Dataset rows about figures:
- - -
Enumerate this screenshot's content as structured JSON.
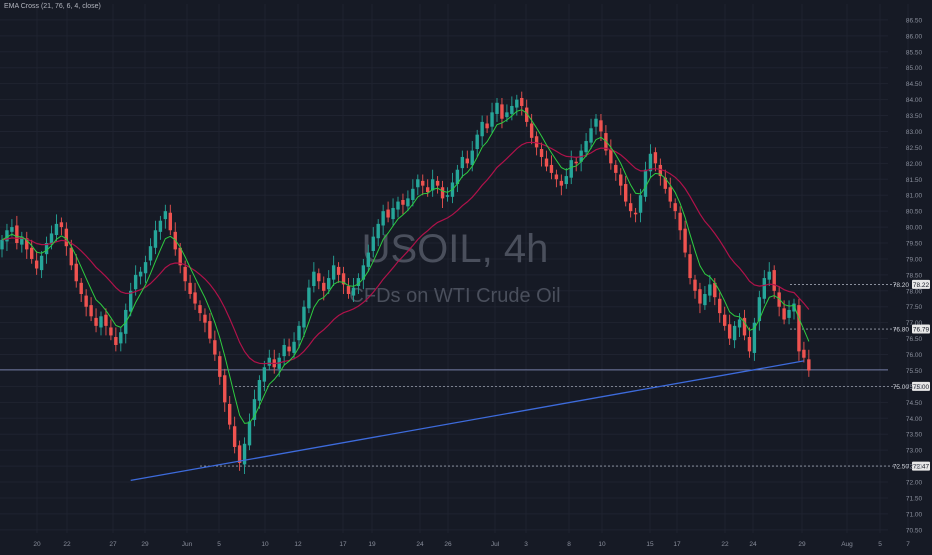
{
  "colors": {
    "background": "#161a25",
    "grid": "#1f2330",
    "up": "#26a69a",
    "down": "#ef5350",
    "ema_fast": "#2ecc40",
    "ema_slow": "#b0124a",
    "trendline": "#3d6bdc",
    "horizontal": "#8c97c8",
    "axis_text": "#8a8f9c",
    "level_text": "#d1d4dc",
    "watermark": "#4a4f5c"
  },
  "chart_data": {
    "type": "candlestick",
    "legend": "EMA Cross (21, 76, 6, 4, close)",
    "watermark": {
      "symbol": "USOIL, 4h",
      "description": "CFDs on WTI Crude Oil"
    },
    "x_ticks": [
      "20",
      "22",
      "27",
      "29",
      "Jun",
      "5",
      "10",
      "12",
      "17",
      "19",
      "24",
      "26",
      "Jul",
      "3",
      "8",
      "10",
      "15",
      "17",
      "22",
      "24",
      "29",
      "Aug",
      "5",
      "7"
    ],
    "y_ticks": [
      "86.50",
      "86.00",
      "85.50",
      "85.00",
      "84.50",
      "84.00",
      "83.50",
      "83.00",
      "82.50",
      "82.00",
      "81.50",
      "81.00",
      "80.50",
      "80.00",
      "79.50",
      "79.00",
      "78.50",
      "78.00",
      "77.50",
      "77.00",
      "76.50",
      "76.00",
      "75.50",
      "75.00",
      "74.50",
      "74.00",
      "73.50",
      "73.00",
      "72.50",
      "72.00",
      "71.50",
      "71.00",
      "70.50"
    ],
    "y_range": [
      70.4,
      87.0
    ],
    "price_levels": [
      {
        "label": "78.20",
        "value": 78.2,
        "style": "dashed",
        "tag": "78.22"
      },
      {
        "label": "76.80",
        "value": 76.8,
        "style": "dashed",
        "tag": "76.79"
      },
      {
        "label": "75.00",
        "value": 75.0,
        "style": "dashed",
        "tag": "75.00"
      },
      {
        "label": "72.50",
        "value": 72.5,
        "style": "dashed",
        "tag": "72.47"
      }
    ],
    "horizontal_line": {
      "value": 75.52
    },
    "trendline": {
      "start": {
        "t": 26,
        "price": 72.05
      },
      "end": {
        "t": 162,
        "price": 75.8
      }
    },
    "series": [
      {
        "name": "USOIL",
        "close": [
          79.6,
          79.9,
          80.0,
          79.5,
          79.7,
          79.3,
          79.0,
          78.7,
          79.1,
          79.5,
          79.8,
          80.1,
          80.0,
          79.4,
          78.8,
          78.3,
          77.9,
          77.5,
          77.2,
          76.9,
          77.2,
          76.9,
          76.6,
          76.3,
          76.7,
          77.4,
          78.0,
          78.5,
          78.6,
          78.9,
          79.4,
          79.9,
          80.2,
          80.5,
          79.9,
          79.3,
          78.8,
          78.3,
          77.9,
          77.6,
          77.3,
          77.0,
          76.5,
          76.0,
          75.3,
          74.5,
          73.8,
          73.1,
          72.6,
          73.2,
          73.9,
          74.6,
          75.2,
          75.6,
          75.9,
          75.6,
          75.9,
          76.3,
          76.1,
          76.4,
          76.9,
          77.5,
          78.1,
          78.6,
          78.3,
          78.0,
          78.4,
          78.8,
          78.5,
          78.2,
          77.9,
          78.1,
          78.4,
          78.8,
          79.2,
          79.7,
          80.1,
          80.5,
          80.3,
          80.6,
          80.8,
          80.7,
          80.9,
          81.2,
          81.5,
          81.3,
          81.1,
          81.5,
          81.3,
          80.9,
          81.0,
          81.4,
          81.8,
          82.2,
          82.0,
          82.4,
          82.9,
          83.3,
          83.1,
          83.6,
          83.9,
          83.4,
          83.6,
          83.8,
          84.0,
          83.8,
          83.3,
          82.8,
          82.5,
          82.2,
          81.9,
          81.7,
          81.5,
          81.3,
          81.6,
          82.1,
          82.0,
          82.4,
          82.7,
          83.1,
          83.4,
          83.0,
          82.4,
          82.0,
          81.7,
          81.3,
          80.8,
          80.5,
          80.4,
          81.0,
          81.8,
          82.3,
          82.0,
          81.6,
          81.2,
          80.8,
          80.5,
          79.9,
          79.2,
          78.4,
          78.0,
          77.6,
          77.9,
          78.2,
          77.8,
          77.3,
          76.9,
          76.5,
          76.9,
          77.1,
          76.6,
          76.1,
          77.0,
          77.8,
          78.4,
          78.6,
          78.0,
          77.5,
          77.1,
          77.4,
          77.6,
          76.1,
          75.9,
          75.5
        ]
      },
      {
        "name": "EMA fast"
      },
      {
        "name": "EMA slow"
      }
    ]
  }
}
- - -
Set down the records in full and exactly. Do not carry over any image.

» Correct result
Enumerate this screenshot's content as structured JSON.
{
  "colors": {
    "background": "#161a25",
    "grid": "#1f2330",
    "up": "#26a69a",
    "down": "#ef5350",
    "ema_fast": "#2ecc40",
    "ema_slow": "#b0124a",
    "trendline": "#3d6bdc",
    "horizontal": "#8c97c8",
    "axis_text": "#8a8f9c",
    "level_text": "#d1d4dc",
    "watermark": "#4a4f5c"
  },
  "chart_data": {
    "type": "candlestick",
    "legend": "EMA Cross (21, 76, 6, 4, close)",
    "watermark": {
      "symbol": "USOIL, 4h",
      "description": "CFDs on WTI Crude Oil"
    },
    "x_ticks": [
      "20",
      "22",
      "27",
      "29",
      "Jun",
      "5",
      "10",
      "12",
      "17",
      "19",
      "24",
      "26",
      "Jul",
      "3",
      "8",
      "10",
      "15",
      "17",
      "22",
      "24",
      "29",
      "Aug",
      "5",
      "7"
    ],
    "y_ticks": [
      "86.50",
      "86.00",
      "85.50",
      "85.00",
      "84.50",
      "84.00",
      "83.50",
      "83.00",
      "82.50",
      "82.00",
      "81.50",
      "81.00",
      "80.50",
      "80.00",
      "79.50",
      "79.00",
      "78.50",
      "78.00",
      "77.50",
      "77.00",
      "76.50",
      "76.00",
      "75.50",
      "75.00",
      "74.50",
      "74.00",
      "73.50",
      "73.00",
      "72.50",
      "72.00",
      "71.50",
      "71.00",
      "70.50"
    ],
    "y_range": [
      70.4,
      87.0
    ],
    "price_levels": [
      {
        "label": "78.20",
        "value": 78.2,
        "style": "dashed",
        "tag": "78.22"
      },
      {
        "label": "76.80",
        "value": 76.8,
        "style": "dashed",
        "tag": "76.79"
      },
      {
        "label": "75.00",
        "value": 75.0,
        "style": "dashed",
        "tag": "75.00"
      },
      {
        "label": "72.50",
        "value": 72.5,
        "style": "dashed",
        "tag": "72.47"
      }
    ],
    "horizontal_line": {
      "value": 75.52
    },
    "trendline": {
      "start": {
        "t": 26,
        "price": 72.05
      },
      "end": {
        "t": 162,
        "price": 75.8
      }
    },
    "series": [
      {
        "name": "USOIL",
        "close": [
          79.6,
          79.9,
          80.0,
          79.5,
          79.7,
          79.3,
          79.0,
          78.7,
          79.1,
          79.5,
          79.8,
          80.1,
          80.0,
          79.4,
          78.8,
          78.3,
          77.9,
          77.5,
          77.2,
          76.9,
          77.2,
          76.9,
          76.6,
          76.3,
          76.7,
          77.4,
          78.0,
          78.5,
          78.6,
          78.9,
          79.4,
          79.9,
          80.2,
          80.5,
          79.9,
          79.3,
          78.8,
          78.3,
          77.9,
          77.6,
          77.3,
          77.0,
          76.5,
          76.0,
          75.3,
          74.5,
          73.8,
          73.1,
          72.6,
          73.2,
          73.9,
          74.6,
          75.2,
          75.6,
          75.9,
          75.6,
          75.9,
          76.3,
          76.1,
          76.4,
          76.9,
          77.5,
          78.1,
          78.6,
          78.3,
          78.0,
          78.4,
          78.8,
          78.5,
          78.2,
          77.9,
          78.1,
          78.4,
          78.8,
          79.2,
          79.7,
          80.1,
          80.5,
          80.3,
          80.6,
          80.8,
          80.7,
          80.9,
          81.2,
          81.5,
          81.3,
          81.1,
          81.5,
          81.3,
          80.9,
          81.0,
          81.4,
          81.8,
          82.2,
          82.0,
          82.4,
          82.9,
          83.3,
          83.1,
          83.6,
          83.9,
          83.4,
          83.6,
          83.8,
          84.0,
          83.8,
          83.3,
          82.8,
          82.5,
          82.2,
          81.9,
          81.7,
          81.5,
          81.3,
          81.6,
          82.1,
          82.0,
          82.4,
          82.7,
          83.1,
          83.4,
          83.0,
          82.4,
          82.0,
          81.7,
          81.3,
          80.8,
          80.5,
          80.4,
          81.0,
          81.8,
          82.3,
          82.0,
          81.6,
          81.2,
          80.8,
          80.5,
          79.9,
          79.2,
          78.4,
          78.0,
          77.6,
          77.9,
          78.2,
          77.8,
          77.3,
          76.9,
          76.5,
          76.9,
          77.1,
          76.6,
          76.1,
          77.0,
          77.8,
          78.4,
          78.6,
          78.0,
          77.5,
          77.1,
          77.4,
          77.6,
          76.1,
          75.9,
          75.5
        ]
      },
      {
        "name": "EMA fast"
      },
      {
        "name": "EMA slow"
      }
    ]
  }
}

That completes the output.